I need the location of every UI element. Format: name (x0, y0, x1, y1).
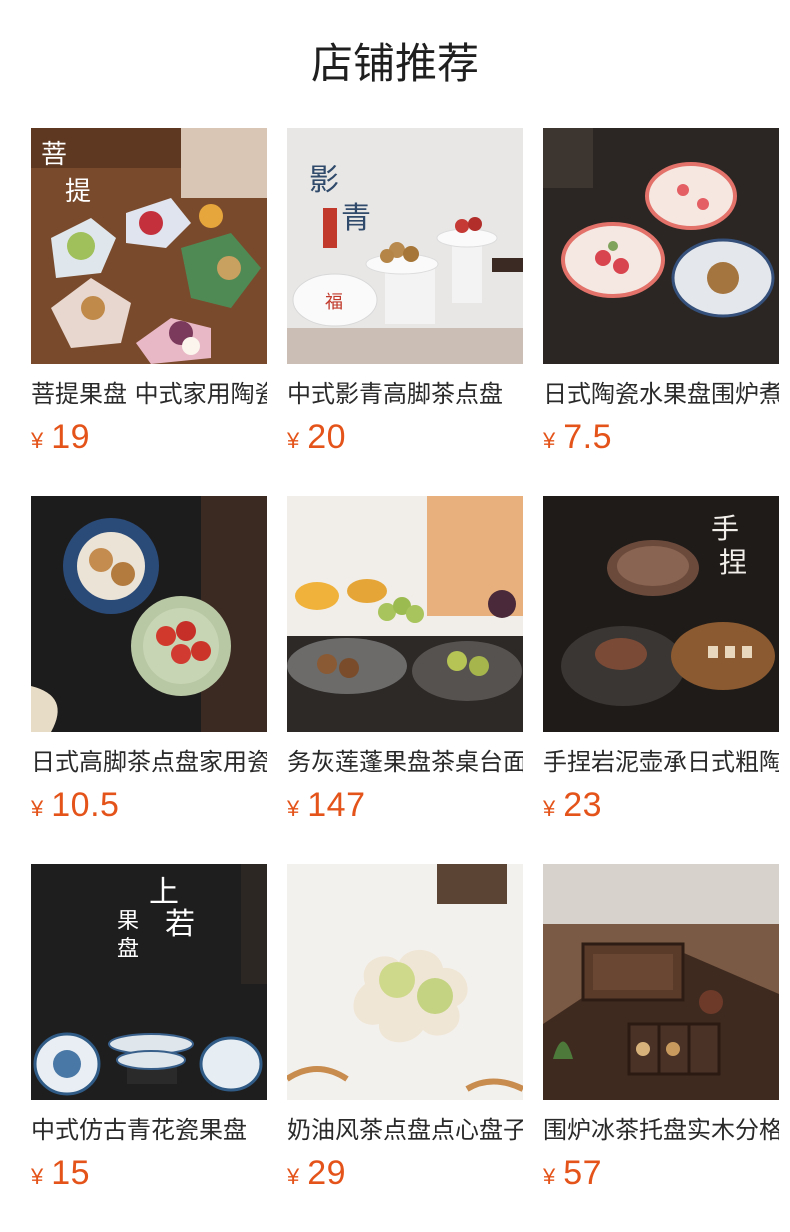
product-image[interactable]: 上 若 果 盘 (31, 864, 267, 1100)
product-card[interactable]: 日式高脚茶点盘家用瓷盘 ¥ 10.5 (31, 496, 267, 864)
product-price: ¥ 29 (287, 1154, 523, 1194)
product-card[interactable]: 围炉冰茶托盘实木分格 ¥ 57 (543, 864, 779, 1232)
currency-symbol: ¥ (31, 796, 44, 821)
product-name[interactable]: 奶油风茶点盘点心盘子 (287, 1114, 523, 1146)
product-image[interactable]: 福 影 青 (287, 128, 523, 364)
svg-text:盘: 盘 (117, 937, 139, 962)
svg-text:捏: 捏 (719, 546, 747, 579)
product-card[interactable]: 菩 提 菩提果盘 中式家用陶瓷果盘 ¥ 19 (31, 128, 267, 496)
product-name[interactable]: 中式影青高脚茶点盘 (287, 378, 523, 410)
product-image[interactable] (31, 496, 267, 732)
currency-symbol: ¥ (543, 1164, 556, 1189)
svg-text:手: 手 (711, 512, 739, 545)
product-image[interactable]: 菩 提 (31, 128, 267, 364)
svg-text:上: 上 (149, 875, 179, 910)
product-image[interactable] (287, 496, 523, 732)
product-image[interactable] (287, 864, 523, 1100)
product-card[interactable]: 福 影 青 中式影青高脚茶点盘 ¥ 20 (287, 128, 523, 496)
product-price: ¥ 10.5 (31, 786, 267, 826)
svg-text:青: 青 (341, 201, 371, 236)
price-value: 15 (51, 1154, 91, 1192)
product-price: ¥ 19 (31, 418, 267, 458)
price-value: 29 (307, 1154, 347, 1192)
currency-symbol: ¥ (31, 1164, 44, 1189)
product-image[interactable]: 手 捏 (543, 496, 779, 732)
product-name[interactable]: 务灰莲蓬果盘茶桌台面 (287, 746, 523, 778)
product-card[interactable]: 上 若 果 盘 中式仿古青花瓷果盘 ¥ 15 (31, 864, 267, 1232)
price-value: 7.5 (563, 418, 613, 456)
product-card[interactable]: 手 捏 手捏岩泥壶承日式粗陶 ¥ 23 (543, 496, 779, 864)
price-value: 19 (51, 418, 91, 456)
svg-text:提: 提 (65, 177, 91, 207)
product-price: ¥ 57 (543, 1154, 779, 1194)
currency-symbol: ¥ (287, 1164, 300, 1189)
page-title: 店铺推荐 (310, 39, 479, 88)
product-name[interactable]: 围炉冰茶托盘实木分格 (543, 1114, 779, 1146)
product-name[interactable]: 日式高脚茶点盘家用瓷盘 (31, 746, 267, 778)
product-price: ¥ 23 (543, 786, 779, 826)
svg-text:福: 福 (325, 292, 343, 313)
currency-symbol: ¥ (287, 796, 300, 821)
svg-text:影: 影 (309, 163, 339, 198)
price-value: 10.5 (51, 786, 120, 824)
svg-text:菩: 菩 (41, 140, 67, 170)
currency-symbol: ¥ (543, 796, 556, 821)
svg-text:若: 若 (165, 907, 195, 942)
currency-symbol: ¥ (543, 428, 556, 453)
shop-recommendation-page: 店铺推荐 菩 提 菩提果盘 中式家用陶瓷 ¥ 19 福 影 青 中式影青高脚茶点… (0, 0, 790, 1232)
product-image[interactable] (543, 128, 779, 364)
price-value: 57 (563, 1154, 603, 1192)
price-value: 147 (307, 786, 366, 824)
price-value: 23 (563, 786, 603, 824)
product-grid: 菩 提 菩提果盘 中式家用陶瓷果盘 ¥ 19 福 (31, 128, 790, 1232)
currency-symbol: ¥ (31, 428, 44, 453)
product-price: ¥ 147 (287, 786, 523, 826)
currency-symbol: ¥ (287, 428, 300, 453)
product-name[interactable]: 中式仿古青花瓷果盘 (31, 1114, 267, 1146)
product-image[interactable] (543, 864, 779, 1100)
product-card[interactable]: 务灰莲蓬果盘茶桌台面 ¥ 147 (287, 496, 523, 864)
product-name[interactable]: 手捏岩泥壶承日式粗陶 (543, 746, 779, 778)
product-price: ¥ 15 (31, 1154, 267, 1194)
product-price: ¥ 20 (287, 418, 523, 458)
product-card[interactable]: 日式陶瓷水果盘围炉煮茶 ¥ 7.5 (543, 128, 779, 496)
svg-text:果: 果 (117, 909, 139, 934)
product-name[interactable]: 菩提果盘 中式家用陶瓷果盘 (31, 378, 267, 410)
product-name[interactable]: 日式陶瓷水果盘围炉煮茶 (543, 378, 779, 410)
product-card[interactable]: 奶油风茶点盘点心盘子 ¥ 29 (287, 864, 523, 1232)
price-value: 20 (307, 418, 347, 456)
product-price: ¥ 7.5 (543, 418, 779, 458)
○ ○ ○ ○
### REQUIRED TASK
Quote every row above word for word, leaving out the picture.

### EXERCISE ANSWER
I need the location of every UI element. Format: name (x0, y0, x1, y1).
product-image[interactable]: 上 若 果 盘 (31, 864, 267, 1100)
product-card[interactable]: 日式高脚茶点盘家用瓷盘 ¥ 10.5 (31, 496, 267, 864)
product-price: ¥ 29 (287, 1154, 523, 1194)
product-card[interactable]: 围炉冰茶托盘实木分格 ¥ 57 (543, 864, 779, 1232)
currency-symbol: ¥ (31, 796, 44, 821)
product-name[interactable]: 奶油风茶点盘点心盘子 (287, 1114, 523, 1146)
product-image[interactable]: 福 影 青 (287, 128, 523, 364)
svg-text:盘: 盘 (117, 937, 139, 962)
svg-text:捏: 捏 (719, 546, 747, 579)
product-card[interactable]: 菩 提 菩提果盘 中式家用陶瓷果盘 ¥ 19 (31, 128, 267, 496)
product-name[interactable]: 中式影青高脚茶点盘 (287, 378, 523, 410)
product-image[interactable] (31, 496, 267, 732)
currency-symbol: ¥ (543, 1164, 556, 1189)
svg-text:手: 手 (711, 512, 739, 545)
product-image[interactable]: 菩 提 (31, 128, 267, 364)
svg-text:上: 上 (149, 875, 179, 910)
product-image[interactable] (287, 496, 523, 732)
product-image[interactable] (287, 864, 523, 1100)
product-card[interactable]: 福 影 青 中式影青高脚茶点盘 ¥ 20 (287, 128, 523, 496)
product-price: ¥ 10.5 (31, 786, 267, 826)
svg-text:青: 青 (341, 201, 371, 236)
price-value: 15 (51, 1154, 91, 1192)
product-price: ¥ 19 (31, 418, 267, 458)
price-value: 29 (307, 1154, 347, 1192)
currency-symbol: ¥ (31, 1164, 44, 1189)
product-image[interactable]: 手 捏 (543, 496, 779, 732)
product-name[interactable]: 务灰莲蓬果盘茶桌台面 (287, 746, 523, 778)
product-card[interactable]: 上 若 果 盘 中式仿古青花瓷果盘 ¥ 15 (31, 864, 267, 1232)
price-value: 7.5 (563, 418, 613, 456)
product-card[interactable]: 手 捏 手捏岩泥壶承日式粗陶 ¥ 23 (543, 496, 779, 864)
price-value: 19 (51, 418, 91, 456)
svg-text:提: 提 (65, 177, 91, 207)
product-price: ¥ 57 (543, 1154, 779, 1194)
currency-symbol: ¥ (287, 1164, 300, 1189)
page-title: 店铺推荐 (310, 39, 479, 88)
product-name[interactable]: 围炉冰茶托盘实木分格 (543, 1114, 779, 1146)
product-name[interactable]: 日式高脚茶点盘家用瓷盘 (31, 746, 267, 778)
product-price: ¥ 23 (543, 786, 779, 826)
svg-text:福: 福 (325, 292, 343, 313)
currency-symbol: ¥ (287, 796, 300, 821)
svg-text:影: 影 (309, 163, 339, 198)
price-value: 10.5 (51, 786, 120, 824)
svg-text:菩: 菩 (41, 140, 67, 170)
currency-symbol: ¥ (543, 796, 556, 821)
svg-text:若: 若 (165, 907, 195, 942)
currency-symbol: ¥ (543, 428, 556, 453)
shop-recommendation-page: 店铺推荐 菩 提 菩提果盘 中式家用陶瓷 ¥ 19 福 影 青 中式影青高脚茶点… (0, 0, 790, 1232)
product-image[interactable] (543, 128, 779, 364)
price-value: 57 (563, 1154, 603, 1192)
price-value: 147 (307, 786, 366, 824)
price-value: 23 (563, 786, 603, 824)
product-grid: 菩 提 菩提果盘 中式家用陶瓷果盘 ¥ 19 福 (31, 128, 790, 1232)
currency-symbol: ¥ (31, 428, 44, 453)
product-price: ¥ 147 (287, 786, 523, 826)
currency-symbol: ¥ (287, 428, 300, 453)
product-name[interactable]: 中式仿古青花瓷果盘 (31, 1114, 267, 1146)
product-image[interactable] (543, 864, 779, 1100)
product-card[interactable]: 务灰莲蓬果盘茶桌台面 ¥ 147 (287, 496, 523, 864)
product-name[interactable]: 手捏岩泥壶承日式粗陶 (543, 746, 779, 778)
product-price: ¥ 15 (31, 1154, 267, 1194)
product-price: ¥ 20 (287, 418, 523, 458)
product-card[interactable]: 日式陶瓷水果盘围炉煮茶 ¥ 7.5 (543, 128, 779, 496)
svg-text:果: 果 (117, 909, 139, 934)
product-name[interactable]: 菩提果盘 中式家用陶瓷果盘 (31, 378, 267, 410)
product-name[interactable]: 日式陶瓷水果盘围炉煮茶 (543, 378, 779, 410)
product-card[interactable]: 奶油风茶点盘点心盘子 ¥ 29 (287, 864, 523, 1232)
price-value: 20 (307, 418, 347, 456)
product-price: ¥ 7.5 (543, 418, 779, 458)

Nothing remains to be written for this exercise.